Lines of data
* * * * * * *
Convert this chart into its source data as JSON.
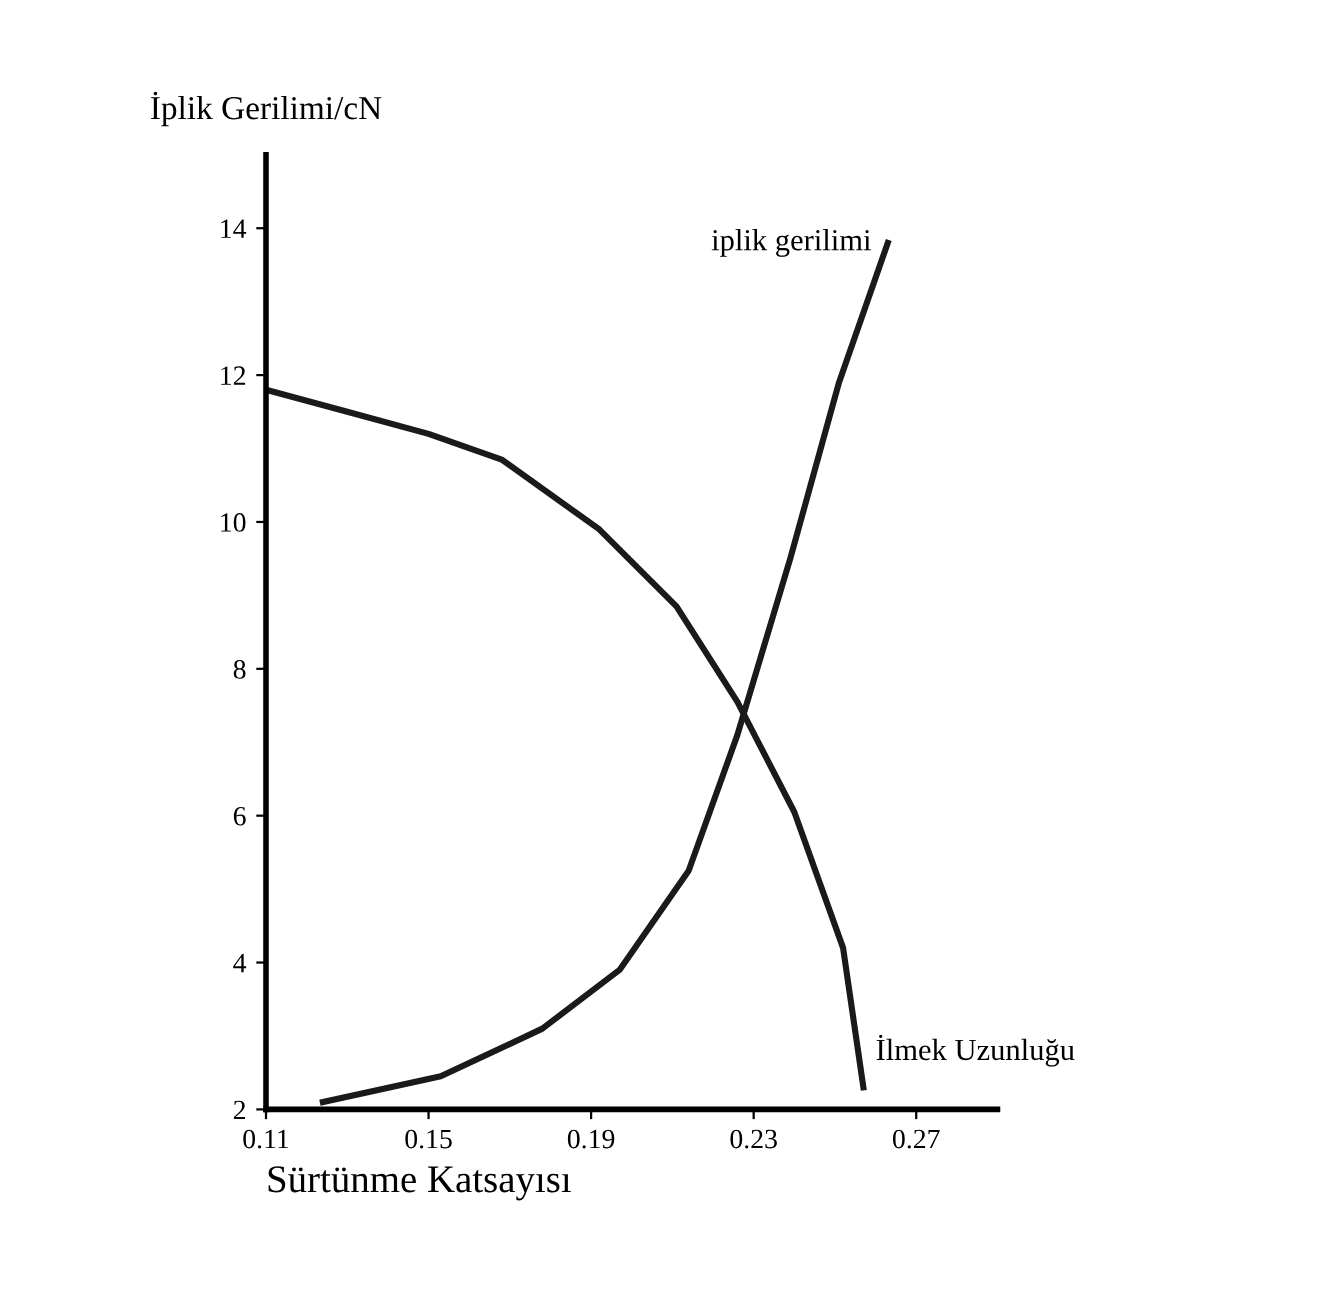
{
  "chart_data": {
    "type": "line",
    "ylabel": "İplik Gerilimi/cN",
    "xlabel": "Sürtünme Katsayısı",
    "xlim": [
      0.11,
      0.29
    ],
    "ylim": [
      2,
      15
    ],
    "xticks": [
      0.11,
      0.15,
      0.19,
      0.23,
      0.27
    ],
    "yticks": [
      2,
      4,
      6,
      8,
      10,
      12,
      14
    ],
    "grid": false,
    "legend": false,
    "marker": "none",
    "line_style": "solid",
    "series": [
      {
        "name": "İlmek Uzunluğu",
        "color": "#1a1a1a",
        "x": [
          0.11,
          0.13,
          0.15,
          0.168,
          0.192,
          0.211,
          0.226,
          0.24,
          0.252,
          0.257
        ],
        "values": [
          11.8,
          11.5,
          11.2,
          10.85,
          9.9,
          8.85,
          7.55,
          6.05,
          4.2,
          2.3
        ]
      },
      {
        "name": "iplik gerilimi",
        "color": "#1a1a1a",
        "x": [
          0.124,
          0.153,
          0.178,
          0.197,
          0.214,
          0.226,
          0.239,
          0.251,
          0.263
        ],
        "values": [
          2.1,
          2.45,
          3.1,
          3.9,
          5.25,
          7.1,
          9.5,
          11.9,
          13.8
        ]
      }
    ]
  }
}
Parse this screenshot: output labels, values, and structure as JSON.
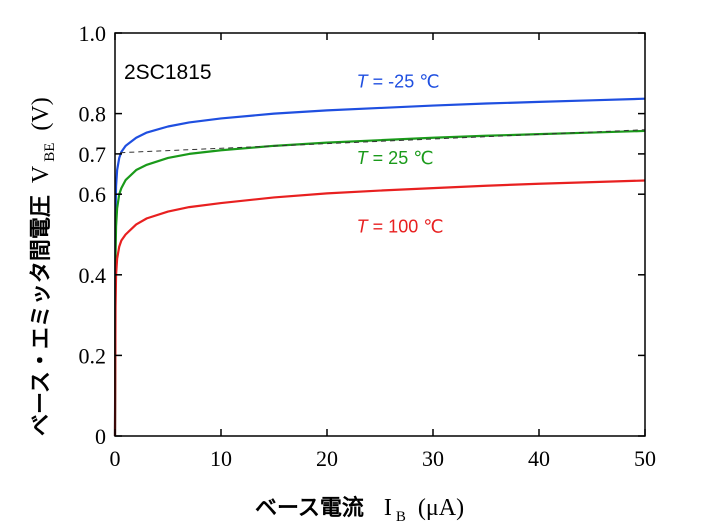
{
  "chart_data": {
    "type": "line",
    "model": "2SC1815",
    "xlabel": {
      "text": "ベース電流",
      "symbol": "I",
      "subscript": "B",
      "unit": "(μA)"
    },
    "ylabel": {
      "text": "ベース・エミッタ間電圧",
      "symbol": "V",
      "subscript": "BE",
      "unit": "(V)"
    },
    "xlim": [
      0,
      50
    ],
    "ylim": [
      0,
      1.0
    ],
    "xticks": [
      0,
      10,
      20,
      30,
      40,
      50
    ],
    "xtick_labels": [
      "0",
      "10",
      "20",
      "30",
      "40",
      "50"
    ],
    "yticks": [
      0,
      0.2,
      0.4,
      0.6,
      0.7,
      0.8,
      1.0
    ],
    "ytick_labels": [
      "0",
      "0.2",
      "0.4",
      "0.6",
      "0.7",
      "0.8",
      "1.0"
    ],
    "grid": false,
    "series": [
      {
        "name_italic": "T",
        "name_rest": " = -25 ℃",
        "color": "#1f4fe0",
        "x": [
          0,
          0.05,
          0.1,
          0.2,
          0.4,
          0.6,
          1,
          2,
          3,
          5,
          7,
          10,
          15,
          20,
          25,
          30,
          35,
          40,
          45,
          50
        ],
        "y": [
          0,
          0.55,
          0.62,
          0.66,
          0.69,
          0.705,
          0.72,
          0.74,
          0.753,
          0.768,
          0.778,
          0.788,
          0.8,
          0.808,
          0.814,
          0.82,
          0.825,
          0.829,
          0.833,
          0.837
        ]
      },
      {
        "name_italic": "T",
        "name_rest": " = 25 ℃",
        "color": "#1a9a1a",
        "x": [
          0,
          0.05,
          0.1,
          0.2,
          0.4,
          0.6,
          1,
          2,
          3,
          5,
          7,
          10,
          15,
          20,
          25,
          30,
          35,
          40,
          45,
          50
        ],
        "y": [
          0,
          0.45,
          0.52,
          0.565,
          0.6,
          0.615,
          0.635,
          0.66,
          0.673,
          0.69,
          0.7,
          0.709,
          0.72,
          0.728,
          0.734,
          0.74,
          0.745,
          0.749,
          0.753,
          0.757
        ]
      },
      {
        "name_italic": "T",
        "name_rest": " = 100 ℃",
        "color": "#e82020",
        "x": [
          0,
          0.05,
          0.1,
          0.2,
          0.4,
          0.6,
          1,
          2,
          3,
          5,
          7,
          10,
          15,
          20,
          25,
          30,
          35,
          40,
          45,
          50
        ],
        "y": [
          0,
          0.32,
          0.4,
          0.44,
          0.47,
          0.485,
          0.5,
          0.525,
          0.54,
          0.557,
          0.568,
          0.578,
          0.592,
          0.602,
          0.609,
          0.615,
          0.621,
          0.626,
          0.63,
          0.634
        ]
      }
    ],
    "reference_line": {
      "style": "dashed",
      "color": "#333333",
      "x": [
        0.5,
        50
      ],
      "y": [
        0.703,
        0.76
      ]
    }
  }
}
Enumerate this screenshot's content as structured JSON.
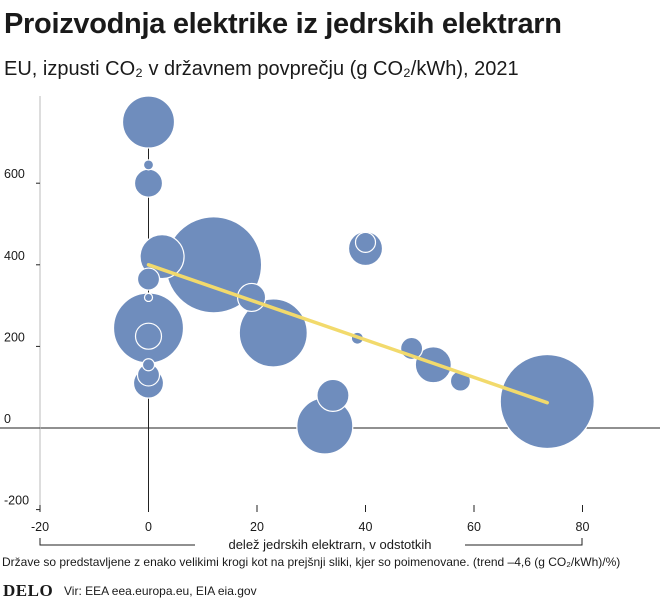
{
  "title": "Proizvodnja elektrike iz jedrskih elektrarn",
  "subtitle": "EU, izpusti CO₂ v državnem povprečju (g CO₂/kWh), 2021",
  "note": "Države so predstavljene z enako velikimi krogi kot na prejšnji sliki, kjer so poimenovane. (trend –4,6 (g CO₂/kWh)/%)",
  "footer": {
    "logo": "DELO",
    "source": "Vir: EEA eea.europa.eu, EIA eia.gov"
  },
  "colors": {
    "bubble": "#6f8dbd",
    "bubble_stroke": "#ffffff",
    "trend": "#f2da6c",
    "axis": "#222222",
    "grid": "#bbbbbb"
  },
  "chart_data": {
    "type": "scatter",
    "title": "Proizvodnja elektrike iz jedrskih elektrarn",
    "subtitle": "EU, izpusti CO₂ v državnem povprečju (g CO₂/kWh), 2021",
    "xlabel": "delež jedrskih elektrarn, v odstotkih",
    "ylabel": "",
    "xlim": [
      -20,
      95
    ],
    "ylim": [
      -210,
      790
    ],
    "x_ticks": [
      {
        "value": -20,
        "label": "-20"
      },
      {
        "value": 0,
        "label": "0"
      },
      {
        "value": 20,
        "label": "20"
      },
      {
        "value": 40,
        "label": "40"
      },
      {
        "value": 60,
        "label": "60"
      },
      {
        "value": 80,
        "label": "80"
      }
    ],
    "y_ticks": [
      {
        "value": -200,
        "label": "-200"
      },
      {
        "value": 0,
        "label": "0"
      },
      {
        "value": 200,
        "label": "200"
      },
      {
        "value": 400,
        "label": "400"
      },
      {
        "value": 600,
        "label": "600"
      }
    ],
    "grid": false,
    "points": [
      {
        "x": 12,
        "y": 400,
        "r": 48
      },
      {
        "x": 73.5,
        "y": 65,
        "r": 47
      },
      {
        "x": 0,
        "y": 245,
        "r": 35
      },
      {
        "x": 23,
        "y": 233,
        "r": 34
      },
      {
        "x": 0,
        "y": 750,
        "r": 26
      },
      {
        "x": 32.5,
        "y": 5,
        "r": 28
      },
      {
        "x": 2.5,
        "y": 420,
        "r": 22
      },
      {
        "x": 40,
        "y": 455,
        "r": 10
      },
      {
        "x": 40,
        "y": 440,
        "r": 17
      },
      {
        "x": 52.5,
        "y": 155,
        "r": 18
      },
      {
        "x": 34,
        "y": 80,
        "r": 16
      },
      {
        "x": 19,
        "y": 320,
        "r": 14
      },
      {
        "x": 0,
        "y": 600,
        "r": 14
      },
      {
        "x": 48.5,
        "y": 195,
        "r": 11
      },
      {
        "x": 57.5,
        "y": 115,
        "r": 10
      },
      {
        "x": 0,
        "y": 365,
        "r": 11
      },
      {
        "x": 0,
        "y": 110,
        "r": 15
      },
      {
        "x": 0,
        "y": 130,
        "r": 11
      },
      {
        "x": 0,
        "y": 225,
        "r": 13
      },
      {
        "x": 0,
        "y": 155,
        "r": 6
      },
      {
        "x": 0,
        "y": 320,
        "r": 4
      },
      {
        "x": 0,
        "y": 645,
        "r": 5
      },
      {
        "x": 38.5,
        "y": 220,
        "r": 6
      }
    ],
    "trend": {
      "x": [
        0,
        73.5
      ],
      "y": [
        400,
        62
      ],
      "slope_label": "–4,6 (g CO₂/kWh)/%"
    }
  }
}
* * * * * * *
WHAT THE TASK REQUIRES: Quote the entries in full. Any image among them is to be omitted from the copy.

ANSWER TO THE TASK:
Convert this chart into its source data as JSON.
{
  "chart_data": {
    "type": "line",
    "ylabel": "İplik Gerilimi/cN",
    "xlabel": "Sürtünme Katsayısı",
    "xlim": [
      0.11,
      0.29
    ],
    "ylim": [
      2,
      15
    ],
    "xticks": [
      0.11,
      0.15,
      0.19,
      0.23,
      0.27
    ],
    "yticks": [
      2,
      4,
      6,
      8,
      10,
      12,
      14
    ],
    "grid": false,
    "legend": false,
    "marker": "none",
    "line_style": "solid",
    "series": [
      {
        "name": "İlmek Uzunluğu",
        "color": "#1a1a1a",
        "x": [
          0.11,
          0.13,
          0.15,
          0.168,
          0.192,
          0.211,
          0.226,
          0.24,
          0.252,
          0.257
        ],
        "values": [
          11.8,
          11.5,
          11.2,
          10.85,
          9.9,
          8.85,
          7.55,
          6.05,
          4.2,
          2.3
        ]
      },
      {
        "name": "iplik gerilimi",
        "color": "#1a1a1a",
        "x": [
          0.124,
          0.153,
          0.178,
          0.197,
          0.214,
          0.226,
          0.239,
          0.251,
          0.263
        ],
        "values": [
          2.1,
          2.45,
          3.1,
          3.9,
          5.25,
          7.1,
          9.5,
          11.9,
          13.8
        ]
      }
    ]
  }
}
Parse this screenshot: output labels, values, and structure as JSON.
{
  "chart_data": {
    "type": "line",
    "model": "2SC1815",
    "xlabel": {
      "text": "ベース電流",
      "symbol": "I",
      "subscript": "B",
      "unit": "(μA)"
    },
    "ylabel": {
      "text": "ベース・エミッタ間電圧",
      "symbol": "V",
      "subscript": "BE",
      "unit": "(V)"
    },
    "xlim": [
      0,
      50
    ],
    "ylim": [
      0,
      1.0
    ],
    "xticks": [
      0,
      10,
      20,
      30,
      40,
      50
    ],
    "xtick_labels": [
      "0",
      "10",
      "20",
      "30",
      "40",
      "50"
    ],
    "yticks": [
      0,
      0.2,
      0.4,
      0.6,
      0.7,
      0.8,
      1.0
    ],
    "ytick_labels": [
      "0",
      "0.2",
      "0.4",
      "0.6",
      "0.7",
      "0.8",
      "1.0"
    ],
    "grid": false,
    "series": [
      {
        "name_italic": "T",
        "name_rest": " = -25 ℃",
        "color": "#1f4fe0",
        "x": [
          0,
          0.05,
          0.1,
          0.2,
          0.4,
          0.6,
          1,
          2,
          3,
          5,
          7,
          10,
          15,
          20,
          25,
          30,
          35,
          40,
          45,
          50
        ],
        "y": [
          0,
          0.55,
          0.62,
          0.66,
          0.69,
          0.705,
          0.72,
          0.74,
          0.753,
          0.768,
          0.778,
          0.788,
          0.8,
          0.808,
          0.814,
          0.82,
          0.825,
          0.829,
          0.833,
          0.837
        ]
      },
      {
        "name_italic": "T",
        "name_rest": " = 25 ℃",
        "color": "#1a9a1a",
        "x": [
          0,
          0.05,
          0.1,
          0.2,
          0.4,
          0.6,
          1,
          2,
          3,
          5,
          7,
          10,
          15,
          20,
          25,
          30,
          35,
          40,
          45,
          50
        ],
        "y": [
          0,
          0.45,
          0.52,
          0.565,
          0.6,
          0.615,
          0.635,
          0.66,
          0.673,
          0.69,
          0.7,
          0.709,
          0.72,
          0.728,
          0.734,
          0.74,
          0.745,
          0.749,
          0.753,
          0.757
        ]
      },
      {
        "name_italic": "T",
        "name_rest": " = 100 ℃",
        "color": "#e82020",
        "x": [
          0,
          0.05,
          0.1,
          0.2,
          0.4,
          0.6,
          1,
          2,
          3,
          5,
          7,
          10,
          15,
          20,
          25,
          30,
          35,
          40,
          45,
          50
        ],
        "y": [
          0,
          0.32,
          0.4,
          0.44,
          0.47,
          0.485,
          0.5,
          0.525,
          0.54,
          0.557,
          0.568,
          0.578,
          0.592,
          0.602,
          0.609,
          0.615,
          0.621,
          0.626,
          0.63,
          0.634
        ]
      }
    ],
    "reference_line": {
      "style": "dashed",
      "color": "#333333",
      "x": [
        0.5,
        50
      ],
      "y": [
        0.703,
        0.76
      ]
    }
  }
}
Enumerate this screenshot's content as structured JSON.
{
  "title": "Proizvodnja elektrike iz jedrskih elektrarn",
  "subtitle": "EU, izpusti CO₂ v državnem povprečju (g CO₂/kWh), 2021",
  "note": "Države so predstavljene z enako velikimi krogi kot na prejšnji sliki, kjer so poimenovane. (trend –4,6 (g CO₂/kWh)/%)",
  "footer": {
    "logo": "DELO",
    "source": "Vir: EEA eea.europa.eu, EIA eia.gov"
  },
  "colors": {
    "bubble": "#6f8dbd",
    "bubble_stroke": "#ffffff",
    "trend": "#f2da6c",
    "axis": "#222222",
    "grid": "#bbbbbb"
  },
  "chart_data": {
    "type": "scatter",
    "title": "Proizvodnja elektrike iz jedrskih elektrarn",
    "subtitle": "EU, izpusti CO₂ v državnem povprečju (g CO₂/kWh), 2021",
    "xlabel": "delež jedrskih elektrarn, v odstotkih",
    "ylabel": "",
    "xlim": [
      -20,
      95
    ],
    "ylim": [
      -210,
      790
    ],
    "x_ticks": [
      {
        "value": -20,
        "label": "-20"
      },
      {
        "value": 0,
        "label": "0"
      },
      {
        "value": 20,
        "label": "20"
      },
      {
        "value": 40,
        "label": "40"
      },
      {
        "value": 60,
        "label": "60"
      },
      {
        "value": 80,
        "label": "80"
      }
    ],
    "y_ticks": [
      {
        "value": -200,
        "label": "-200"
      },
      {
        "value": 0,
        "label": "0"
      },
      {
        "value": 200,
        "label": "200"
      },
      {
        "value": 400,
        "label": "400"
      },
      {
        "value": 600,
        "label": "600"
      }
    ],
    "grid": false,
    "points": [
      {
        "x": 12,
        "y": 400,
        "r": 48
      },
      {
        "x": 73.5,
        "y": 65,
        "r": 47
      },
      {
        "x": 0,
        "y": 245,
        "r": 35
      },
      {
        "x": 23,
        "y": 233,
        "r": 34
      },
      {
        "x": 0,
        "y": 750,
        "r": 26
      },
      {
        "x": 32.5,
        "y": 5,
        "r": 28
      },
      {
        "x": 2.5,
        "y": 420,
        "r": 22
      },
      {
        "x": 40,
        "y": 455,
        "r": 10
      },
      {
        "x": 40,
        "y": 440,
        "r": 17
      },
      {
        "x": 52.5,
        "y": 155,
        "r": 18
      },
      {
        "x": 34,
        "y": 80,
        "r": 16
      },
      {
        "x": 19,
        "y": 320,
        "r": 14
      },
      {
        "x": 0,
        "y": 600,
        "r": 14
      },
      {
        "x": 48.5,
        "y": 195,
        "r": 11
      },
      {
        "x": 57.5,
        "y": 115,
        "r": 10
      },
      {
        "x": 0,
        "y": 365,
        "r": 11
      },
      {
        "x": 0,
        "y": 110,
        "r": 15
      },
      {
        "x": 0,
        "y": 130,
        "r": 11
      },
      {
        "x": 0,
        "y": 225,
        "r": 13
      },
      {
        "x": 0,
        "y": 155,
        "r": 6
      },
      {
        "x": 0,
        "y": 320,
        "r": 4
      },
      {
        "x": 0,
        "y": 645,
        "r": 5
      },
      {
        "x": 38.5,
        "y": 220,
        "r": 6
      }
    ],
    "trend": {
      "x": [
        0,
        73.5
      ],
      "y": [
        400,
        62
      ],
      "slope_label": "–4,6 (g CO₂/kWh)/%"
    }
  }
}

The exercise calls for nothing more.